──────── Extracted records

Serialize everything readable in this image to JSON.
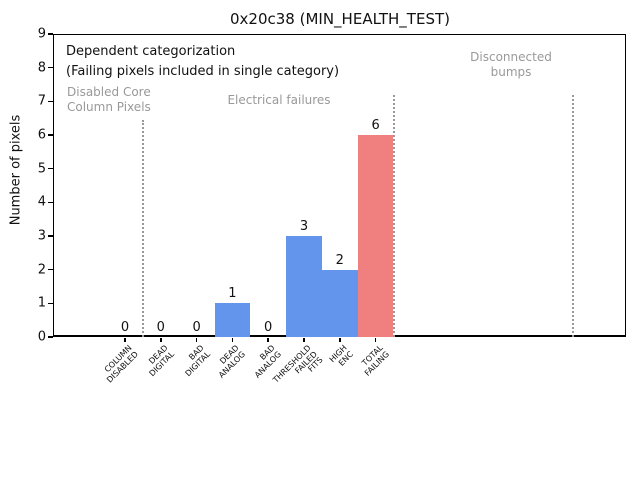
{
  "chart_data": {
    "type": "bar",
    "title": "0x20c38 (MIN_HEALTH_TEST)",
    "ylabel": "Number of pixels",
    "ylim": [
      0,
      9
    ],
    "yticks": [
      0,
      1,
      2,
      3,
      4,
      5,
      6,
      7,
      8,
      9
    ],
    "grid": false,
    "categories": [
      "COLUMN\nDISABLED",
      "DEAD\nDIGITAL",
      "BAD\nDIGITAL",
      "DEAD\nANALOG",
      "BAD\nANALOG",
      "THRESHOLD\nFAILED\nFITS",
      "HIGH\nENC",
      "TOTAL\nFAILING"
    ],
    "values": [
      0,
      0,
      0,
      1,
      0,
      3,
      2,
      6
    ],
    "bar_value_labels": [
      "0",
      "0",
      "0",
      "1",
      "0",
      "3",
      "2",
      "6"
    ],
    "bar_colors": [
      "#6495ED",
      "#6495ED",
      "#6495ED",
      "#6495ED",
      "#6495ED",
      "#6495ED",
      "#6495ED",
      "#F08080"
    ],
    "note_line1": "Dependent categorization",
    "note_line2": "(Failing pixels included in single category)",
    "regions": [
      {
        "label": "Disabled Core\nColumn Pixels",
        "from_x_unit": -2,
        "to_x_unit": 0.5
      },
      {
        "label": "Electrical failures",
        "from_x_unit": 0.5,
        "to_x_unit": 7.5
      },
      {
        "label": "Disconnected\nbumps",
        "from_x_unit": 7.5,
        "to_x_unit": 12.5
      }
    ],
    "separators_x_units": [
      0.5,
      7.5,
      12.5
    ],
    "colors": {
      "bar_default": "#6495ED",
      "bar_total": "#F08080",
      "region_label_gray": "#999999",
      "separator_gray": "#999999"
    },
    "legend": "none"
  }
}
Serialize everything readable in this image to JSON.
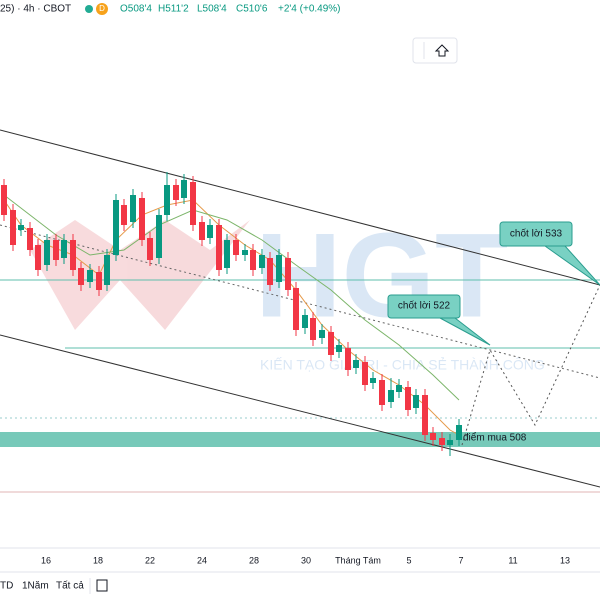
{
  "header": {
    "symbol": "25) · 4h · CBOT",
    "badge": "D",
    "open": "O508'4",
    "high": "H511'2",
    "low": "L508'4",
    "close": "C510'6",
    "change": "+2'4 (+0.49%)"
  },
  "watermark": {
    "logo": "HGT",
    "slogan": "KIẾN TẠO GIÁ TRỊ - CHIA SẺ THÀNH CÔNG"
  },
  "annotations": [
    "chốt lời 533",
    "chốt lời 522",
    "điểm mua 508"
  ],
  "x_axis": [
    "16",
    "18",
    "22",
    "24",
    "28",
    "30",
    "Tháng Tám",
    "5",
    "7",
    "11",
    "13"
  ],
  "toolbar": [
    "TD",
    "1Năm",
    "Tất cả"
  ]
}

────────────────
──────── Extracted records

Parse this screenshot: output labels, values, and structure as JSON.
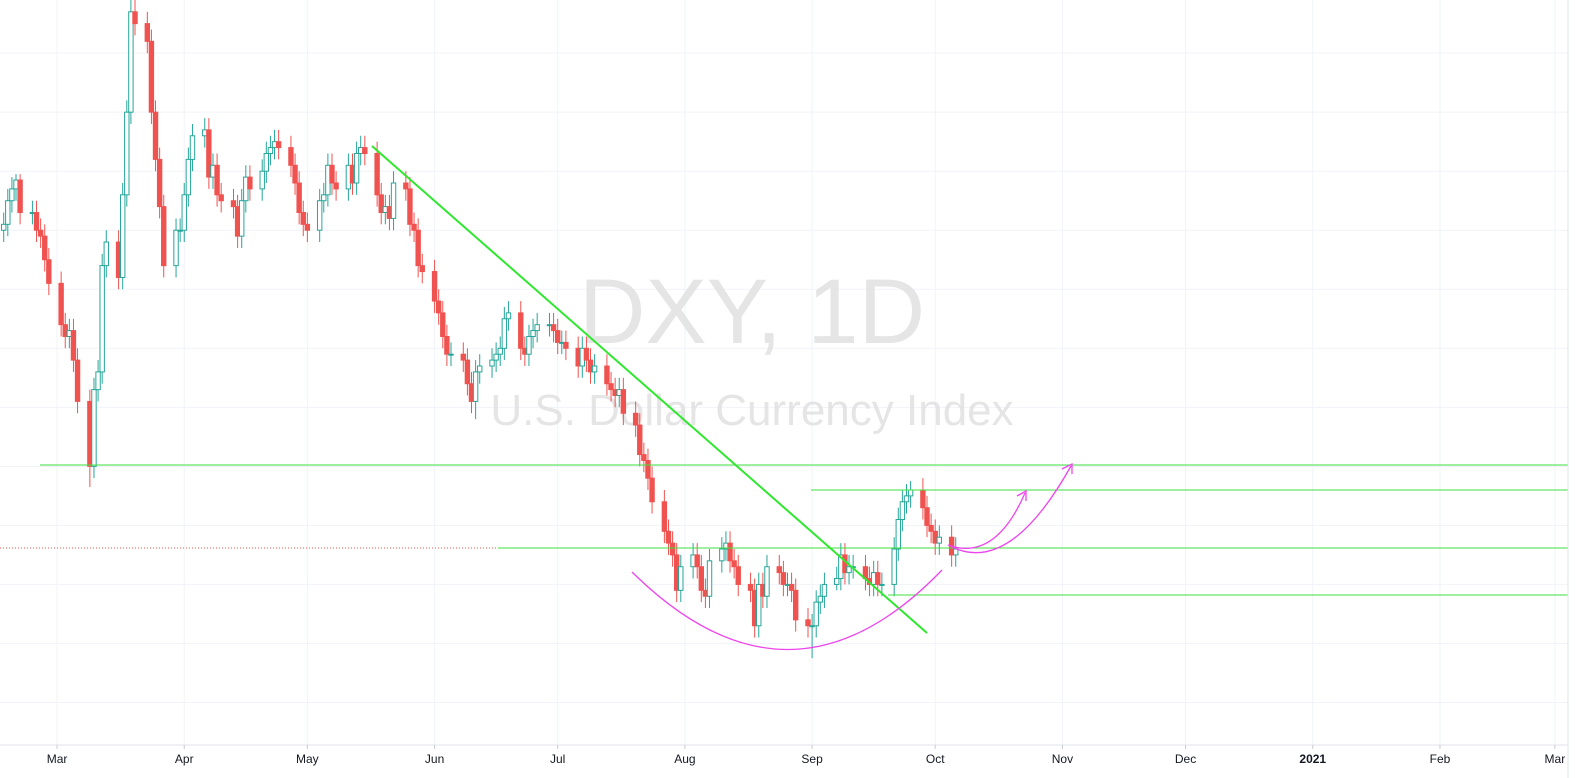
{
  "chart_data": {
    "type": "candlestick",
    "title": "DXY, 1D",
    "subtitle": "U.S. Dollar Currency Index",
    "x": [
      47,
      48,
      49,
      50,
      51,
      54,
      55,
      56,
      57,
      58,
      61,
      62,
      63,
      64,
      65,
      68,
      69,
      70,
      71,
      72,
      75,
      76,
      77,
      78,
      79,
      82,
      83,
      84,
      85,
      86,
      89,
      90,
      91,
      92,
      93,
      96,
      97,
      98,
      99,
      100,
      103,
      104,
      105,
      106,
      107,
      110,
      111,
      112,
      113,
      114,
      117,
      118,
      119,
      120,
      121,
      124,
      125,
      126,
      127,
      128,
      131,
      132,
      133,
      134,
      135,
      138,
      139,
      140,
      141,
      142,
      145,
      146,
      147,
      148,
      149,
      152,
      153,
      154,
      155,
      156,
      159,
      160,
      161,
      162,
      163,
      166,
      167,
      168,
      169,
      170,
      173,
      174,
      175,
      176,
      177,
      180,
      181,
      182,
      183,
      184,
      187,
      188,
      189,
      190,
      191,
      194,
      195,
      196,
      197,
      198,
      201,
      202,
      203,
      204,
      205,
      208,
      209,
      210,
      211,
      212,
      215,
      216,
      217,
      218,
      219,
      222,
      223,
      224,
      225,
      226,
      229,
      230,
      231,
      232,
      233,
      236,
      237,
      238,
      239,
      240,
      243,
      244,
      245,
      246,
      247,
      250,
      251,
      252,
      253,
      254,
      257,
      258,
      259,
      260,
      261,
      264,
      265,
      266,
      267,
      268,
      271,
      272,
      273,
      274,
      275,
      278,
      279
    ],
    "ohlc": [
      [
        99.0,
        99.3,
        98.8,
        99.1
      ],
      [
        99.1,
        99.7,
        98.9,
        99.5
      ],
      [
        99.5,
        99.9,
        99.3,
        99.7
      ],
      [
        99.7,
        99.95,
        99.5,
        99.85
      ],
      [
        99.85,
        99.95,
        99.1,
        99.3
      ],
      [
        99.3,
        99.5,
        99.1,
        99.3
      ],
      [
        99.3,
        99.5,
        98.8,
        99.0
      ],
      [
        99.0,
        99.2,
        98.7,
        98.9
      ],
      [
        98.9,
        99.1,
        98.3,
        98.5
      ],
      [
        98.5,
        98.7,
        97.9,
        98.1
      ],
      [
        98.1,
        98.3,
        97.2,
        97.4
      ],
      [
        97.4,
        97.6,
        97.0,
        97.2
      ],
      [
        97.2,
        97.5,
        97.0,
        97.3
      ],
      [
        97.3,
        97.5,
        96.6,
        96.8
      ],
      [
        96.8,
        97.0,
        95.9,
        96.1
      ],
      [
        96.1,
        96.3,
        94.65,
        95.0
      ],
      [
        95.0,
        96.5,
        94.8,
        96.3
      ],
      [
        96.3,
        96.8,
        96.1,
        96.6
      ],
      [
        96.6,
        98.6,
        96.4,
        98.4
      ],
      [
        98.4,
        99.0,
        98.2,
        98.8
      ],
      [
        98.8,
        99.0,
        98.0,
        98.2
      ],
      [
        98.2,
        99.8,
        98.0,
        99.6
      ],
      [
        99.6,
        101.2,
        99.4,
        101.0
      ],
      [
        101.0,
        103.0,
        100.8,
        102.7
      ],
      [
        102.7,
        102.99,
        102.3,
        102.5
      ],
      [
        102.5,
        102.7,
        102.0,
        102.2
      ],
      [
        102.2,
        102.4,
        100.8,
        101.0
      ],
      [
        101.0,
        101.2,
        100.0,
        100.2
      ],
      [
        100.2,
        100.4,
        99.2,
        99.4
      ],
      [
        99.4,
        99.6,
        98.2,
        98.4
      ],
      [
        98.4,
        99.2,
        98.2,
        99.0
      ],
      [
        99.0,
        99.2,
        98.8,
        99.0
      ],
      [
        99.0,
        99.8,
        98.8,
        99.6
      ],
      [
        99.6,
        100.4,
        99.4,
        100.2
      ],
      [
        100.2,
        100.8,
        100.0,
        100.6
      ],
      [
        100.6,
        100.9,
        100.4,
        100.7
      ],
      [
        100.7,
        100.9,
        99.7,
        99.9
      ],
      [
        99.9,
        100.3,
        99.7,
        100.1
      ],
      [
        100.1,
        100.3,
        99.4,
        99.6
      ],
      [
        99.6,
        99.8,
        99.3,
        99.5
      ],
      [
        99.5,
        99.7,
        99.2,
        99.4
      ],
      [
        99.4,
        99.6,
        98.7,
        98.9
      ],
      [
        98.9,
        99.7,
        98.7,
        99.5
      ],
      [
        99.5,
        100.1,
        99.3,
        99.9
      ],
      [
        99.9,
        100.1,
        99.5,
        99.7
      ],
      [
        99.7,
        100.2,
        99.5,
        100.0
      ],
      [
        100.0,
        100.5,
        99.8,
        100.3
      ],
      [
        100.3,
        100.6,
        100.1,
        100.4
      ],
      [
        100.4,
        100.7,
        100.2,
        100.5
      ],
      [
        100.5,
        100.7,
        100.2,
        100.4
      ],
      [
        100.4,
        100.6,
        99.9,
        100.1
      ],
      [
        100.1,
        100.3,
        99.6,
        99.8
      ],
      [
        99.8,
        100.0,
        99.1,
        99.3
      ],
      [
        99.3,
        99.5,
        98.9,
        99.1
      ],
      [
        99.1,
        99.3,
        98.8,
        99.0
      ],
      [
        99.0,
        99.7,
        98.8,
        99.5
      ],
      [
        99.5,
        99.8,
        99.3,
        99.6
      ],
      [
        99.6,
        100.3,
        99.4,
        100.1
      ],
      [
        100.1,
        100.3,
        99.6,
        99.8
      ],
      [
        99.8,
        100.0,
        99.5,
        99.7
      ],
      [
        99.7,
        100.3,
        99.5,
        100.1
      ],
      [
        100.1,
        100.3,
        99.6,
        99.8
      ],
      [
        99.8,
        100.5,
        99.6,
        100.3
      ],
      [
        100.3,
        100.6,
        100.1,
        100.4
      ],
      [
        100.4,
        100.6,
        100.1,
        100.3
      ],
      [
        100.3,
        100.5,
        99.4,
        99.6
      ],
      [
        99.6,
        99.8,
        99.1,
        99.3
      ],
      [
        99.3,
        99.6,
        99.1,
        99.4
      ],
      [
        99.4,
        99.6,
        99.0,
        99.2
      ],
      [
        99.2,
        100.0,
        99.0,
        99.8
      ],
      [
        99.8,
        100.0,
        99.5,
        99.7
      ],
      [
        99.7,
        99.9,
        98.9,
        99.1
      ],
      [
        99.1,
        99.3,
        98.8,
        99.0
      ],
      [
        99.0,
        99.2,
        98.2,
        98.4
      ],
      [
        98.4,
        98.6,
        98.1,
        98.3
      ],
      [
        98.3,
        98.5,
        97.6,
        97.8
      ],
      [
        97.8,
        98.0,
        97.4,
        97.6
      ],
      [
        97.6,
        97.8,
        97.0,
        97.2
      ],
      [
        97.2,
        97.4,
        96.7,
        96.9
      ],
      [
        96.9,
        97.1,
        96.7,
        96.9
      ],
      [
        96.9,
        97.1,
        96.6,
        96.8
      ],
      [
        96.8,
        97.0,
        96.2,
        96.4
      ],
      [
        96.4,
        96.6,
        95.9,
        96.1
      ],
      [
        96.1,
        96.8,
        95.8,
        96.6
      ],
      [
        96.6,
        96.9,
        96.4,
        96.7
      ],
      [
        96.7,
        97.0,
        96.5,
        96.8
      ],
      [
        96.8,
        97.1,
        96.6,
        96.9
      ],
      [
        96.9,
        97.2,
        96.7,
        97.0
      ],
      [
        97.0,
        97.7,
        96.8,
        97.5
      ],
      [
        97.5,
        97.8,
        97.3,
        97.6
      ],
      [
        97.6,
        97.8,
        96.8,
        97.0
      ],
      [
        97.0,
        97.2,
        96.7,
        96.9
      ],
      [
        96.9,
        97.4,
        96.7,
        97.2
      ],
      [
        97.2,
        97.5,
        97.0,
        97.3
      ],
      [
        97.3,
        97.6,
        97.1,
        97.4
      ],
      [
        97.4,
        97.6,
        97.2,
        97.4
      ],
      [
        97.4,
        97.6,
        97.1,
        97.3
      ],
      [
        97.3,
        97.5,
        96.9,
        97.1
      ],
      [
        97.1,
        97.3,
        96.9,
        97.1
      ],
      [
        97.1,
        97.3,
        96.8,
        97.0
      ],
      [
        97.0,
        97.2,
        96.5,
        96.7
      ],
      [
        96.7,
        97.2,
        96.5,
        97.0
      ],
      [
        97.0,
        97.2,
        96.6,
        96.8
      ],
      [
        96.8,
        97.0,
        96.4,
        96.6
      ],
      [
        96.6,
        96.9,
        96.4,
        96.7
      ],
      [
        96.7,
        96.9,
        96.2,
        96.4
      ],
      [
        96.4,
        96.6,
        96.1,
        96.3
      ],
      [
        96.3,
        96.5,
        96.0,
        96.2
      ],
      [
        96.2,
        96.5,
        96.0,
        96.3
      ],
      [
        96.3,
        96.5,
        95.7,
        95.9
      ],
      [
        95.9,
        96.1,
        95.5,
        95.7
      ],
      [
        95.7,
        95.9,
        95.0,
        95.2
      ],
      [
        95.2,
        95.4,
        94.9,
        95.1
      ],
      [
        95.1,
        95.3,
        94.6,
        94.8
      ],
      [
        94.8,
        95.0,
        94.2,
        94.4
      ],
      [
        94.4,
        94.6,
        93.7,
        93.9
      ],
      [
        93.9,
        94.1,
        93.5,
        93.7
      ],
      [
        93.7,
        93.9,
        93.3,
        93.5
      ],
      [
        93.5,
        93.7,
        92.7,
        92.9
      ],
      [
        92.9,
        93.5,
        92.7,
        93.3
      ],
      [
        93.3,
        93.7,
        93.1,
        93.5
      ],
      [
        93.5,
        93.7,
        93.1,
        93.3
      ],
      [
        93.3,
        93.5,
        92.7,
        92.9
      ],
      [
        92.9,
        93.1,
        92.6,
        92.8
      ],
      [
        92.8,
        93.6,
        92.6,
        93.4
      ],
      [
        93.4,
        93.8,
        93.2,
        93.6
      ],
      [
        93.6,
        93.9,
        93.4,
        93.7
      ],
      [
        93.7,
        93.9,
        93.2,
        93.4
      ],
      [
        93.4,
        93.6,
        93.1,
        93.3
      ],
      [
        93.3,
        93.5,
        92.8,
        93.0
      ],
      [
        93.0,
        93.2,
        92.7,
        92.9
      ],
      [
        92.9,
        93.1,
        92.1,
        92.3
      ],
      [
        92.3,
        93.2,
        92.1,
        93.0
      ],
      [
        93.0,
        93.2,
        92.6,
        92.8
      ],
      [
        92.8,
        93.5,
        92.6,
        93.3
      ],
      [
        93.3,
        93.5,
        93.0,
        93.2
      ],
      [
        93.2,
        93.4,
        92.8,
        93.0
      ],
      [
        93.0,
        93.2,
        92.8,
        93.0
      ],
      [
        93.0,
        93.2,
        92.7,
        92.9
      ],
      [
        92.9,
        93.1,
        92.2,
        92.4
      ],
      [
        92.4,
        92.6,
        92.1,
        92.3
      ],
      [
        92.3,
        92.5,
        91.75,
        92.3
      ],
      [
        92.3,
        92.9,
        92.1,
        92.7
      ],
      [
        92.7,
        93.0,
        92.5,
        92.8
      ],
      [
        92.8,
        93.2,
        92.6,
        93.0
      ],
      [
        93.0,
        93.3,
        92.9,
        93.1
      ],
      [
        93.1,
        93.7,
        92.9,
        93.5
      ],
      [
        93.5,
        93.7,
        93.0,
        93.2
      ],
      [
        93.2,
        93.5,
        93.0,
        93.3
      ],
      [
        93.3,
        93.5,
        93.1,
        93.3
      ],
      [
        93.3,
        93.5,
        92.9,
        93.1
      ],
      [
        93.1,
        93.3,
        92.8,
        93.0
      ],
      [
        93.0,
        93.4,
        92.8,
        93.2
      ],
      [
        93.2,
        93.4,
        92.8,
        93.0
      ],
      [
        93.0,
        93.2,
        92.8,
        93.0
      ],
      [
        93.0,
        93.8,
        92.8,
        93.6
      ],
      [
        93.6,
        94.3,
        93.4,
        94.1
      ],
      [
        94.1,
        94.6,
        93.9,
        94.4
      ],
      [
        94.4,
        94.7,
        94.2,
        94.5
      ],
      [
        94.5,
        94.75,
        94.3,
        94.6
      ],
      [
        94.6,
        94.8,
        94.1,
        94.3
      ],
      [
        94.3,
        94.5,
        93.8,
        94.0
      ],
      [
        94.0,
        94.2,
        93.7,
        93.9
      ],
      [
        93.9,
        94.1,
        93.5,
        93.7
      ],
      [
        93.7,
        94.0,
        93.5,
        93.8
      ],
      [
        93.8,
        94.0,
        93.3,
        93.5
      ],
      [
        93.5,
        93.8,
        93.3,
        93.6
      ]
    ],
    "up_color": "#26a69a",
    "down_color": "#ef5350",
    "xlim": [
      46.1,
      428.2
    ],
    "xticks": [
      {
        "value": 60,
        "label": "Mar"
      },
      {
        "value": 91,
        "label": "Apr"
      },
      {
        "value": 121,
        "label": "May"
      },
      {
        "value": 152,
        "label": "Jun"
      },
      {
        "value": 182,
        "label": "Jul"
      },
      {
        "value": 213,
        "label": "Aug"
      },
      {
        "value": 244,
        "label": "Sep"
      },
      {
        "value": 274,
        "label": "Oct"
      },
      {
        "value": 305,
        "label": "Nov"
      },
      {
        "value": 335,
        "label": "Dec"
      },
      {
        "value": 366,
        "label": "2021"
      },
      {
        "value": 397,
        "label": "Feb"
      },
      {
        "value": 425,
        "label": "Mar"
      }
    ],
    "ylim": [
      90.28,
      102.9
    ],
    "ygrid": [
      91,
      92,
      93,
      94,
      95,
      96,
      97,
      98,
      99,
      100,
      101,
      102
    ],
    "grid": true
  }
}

────────────────
──────── Extracted records

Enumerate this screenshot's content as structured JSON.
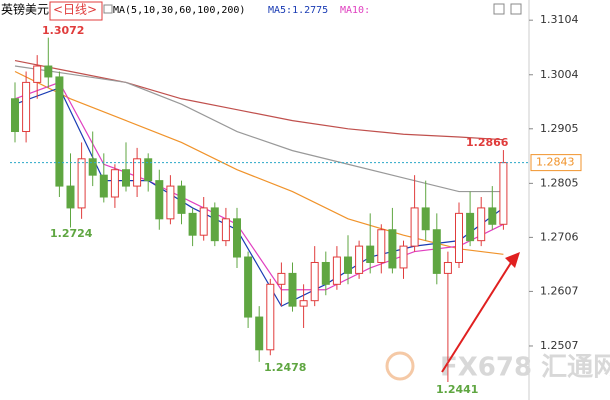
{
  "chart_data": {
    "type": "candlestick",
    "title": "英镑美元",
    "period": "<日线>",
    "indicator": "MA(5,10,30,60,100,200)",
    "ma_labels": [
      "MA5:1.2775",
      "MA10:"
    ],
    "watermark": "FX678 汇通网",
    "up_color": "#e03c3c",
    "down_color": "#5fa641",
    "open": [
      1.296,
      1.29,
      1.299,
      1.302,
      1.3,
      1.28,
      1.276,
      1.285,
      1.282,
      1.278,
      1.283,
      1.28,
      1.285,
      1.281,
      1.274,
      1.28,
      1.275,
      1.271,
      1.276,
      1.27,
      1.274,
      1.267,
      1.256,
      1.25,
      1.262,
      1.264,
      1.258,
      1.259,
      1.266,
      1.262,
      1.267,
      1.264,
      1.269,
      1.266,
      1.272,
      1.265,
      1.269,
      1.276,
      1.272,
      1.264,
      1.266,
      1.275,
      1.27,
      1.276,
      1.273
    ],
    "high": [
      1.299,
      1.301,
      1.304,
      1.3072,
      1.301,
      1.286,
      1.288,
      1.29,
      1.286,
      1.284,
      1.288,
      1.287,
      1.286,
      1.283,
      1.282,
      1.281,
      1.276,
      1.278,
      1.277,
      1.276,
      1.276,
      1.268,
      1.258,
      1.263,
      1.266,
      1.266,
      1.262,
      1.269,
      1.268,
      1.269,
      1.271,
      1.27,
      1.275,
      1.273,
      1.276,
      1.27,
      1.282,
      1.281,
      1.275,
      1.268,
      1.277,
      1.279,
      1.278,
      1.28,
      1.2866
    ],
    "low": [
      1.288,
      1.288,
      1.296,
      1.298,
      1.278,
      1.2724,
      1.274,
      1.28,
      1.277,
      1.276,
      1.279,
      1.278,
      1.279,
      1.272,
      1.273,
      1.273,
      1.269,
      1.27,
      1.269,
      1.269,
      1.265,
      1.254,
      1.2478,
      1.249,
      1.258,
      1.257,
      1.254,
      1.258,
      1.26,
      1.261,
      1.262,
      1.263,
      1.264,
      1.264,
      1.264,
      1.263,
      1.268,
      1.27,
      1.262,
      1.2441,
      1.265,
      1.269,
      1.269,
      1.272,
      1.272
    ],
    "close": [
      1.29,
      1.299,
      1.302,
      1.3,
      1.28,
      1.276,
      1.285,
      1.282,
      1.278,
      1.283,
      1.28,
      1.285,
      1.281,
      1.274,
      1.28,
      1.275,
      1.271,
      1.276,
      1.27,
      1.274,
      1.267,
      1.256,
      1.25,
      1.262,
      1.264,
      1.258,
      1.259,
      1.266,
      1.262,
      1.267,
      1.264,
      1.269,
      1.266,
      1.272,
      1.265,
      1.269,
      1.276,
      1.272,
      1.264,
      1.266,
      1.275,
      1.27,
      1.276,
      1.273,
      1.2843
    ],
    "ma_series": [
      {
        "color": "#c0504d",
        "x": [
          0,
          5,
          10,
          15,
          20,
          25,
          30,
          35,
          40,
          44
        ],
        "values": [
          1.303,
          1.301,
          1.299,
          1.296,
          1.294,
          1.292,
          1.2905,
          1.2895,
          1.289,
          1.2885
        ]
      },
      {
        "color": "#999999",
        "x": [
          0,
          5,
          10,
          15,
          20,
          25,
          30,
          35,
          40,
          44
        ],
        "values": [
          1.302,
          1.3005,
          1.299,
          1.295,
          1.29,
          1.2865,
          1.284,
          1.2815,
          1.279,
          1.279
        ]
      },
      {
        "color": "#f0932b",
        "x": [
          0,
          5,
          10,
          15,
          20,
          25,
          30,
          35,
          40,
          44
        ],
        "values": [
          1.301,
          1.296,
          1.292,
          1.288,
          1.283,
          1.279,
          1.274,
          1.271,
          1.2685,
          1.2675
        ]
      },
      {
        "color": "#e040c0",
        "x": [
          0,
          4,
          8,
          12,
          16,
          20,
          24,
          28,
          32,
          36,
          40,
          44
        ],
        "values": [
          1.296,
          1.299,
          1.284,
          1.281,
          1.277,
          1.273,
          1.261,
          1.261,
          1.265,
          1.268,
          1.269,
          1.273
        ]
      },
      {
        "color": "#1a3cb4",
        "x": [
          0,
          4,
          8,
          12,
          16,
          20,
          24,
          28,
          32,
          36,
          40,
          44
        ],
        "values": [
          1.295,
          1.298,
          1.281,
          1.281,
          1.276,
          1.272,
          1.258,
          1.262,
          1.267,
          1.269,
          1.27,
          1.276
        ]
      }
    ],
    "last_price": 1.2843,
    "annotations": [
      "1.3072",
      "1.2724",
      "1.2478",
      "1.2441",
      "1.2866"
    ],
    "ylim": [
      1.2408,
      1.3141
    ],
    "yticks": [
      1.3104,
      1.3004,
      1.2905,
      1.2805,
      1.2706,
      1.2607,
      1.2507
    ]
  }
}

────────────────

=== What to do ===
Every line that holds the string "screenshot" should be returned.

=== Full response ===
Parse this screenshot: output labels, values, and structure as JSON.
Enumerate this screenshot's content as structured JSON.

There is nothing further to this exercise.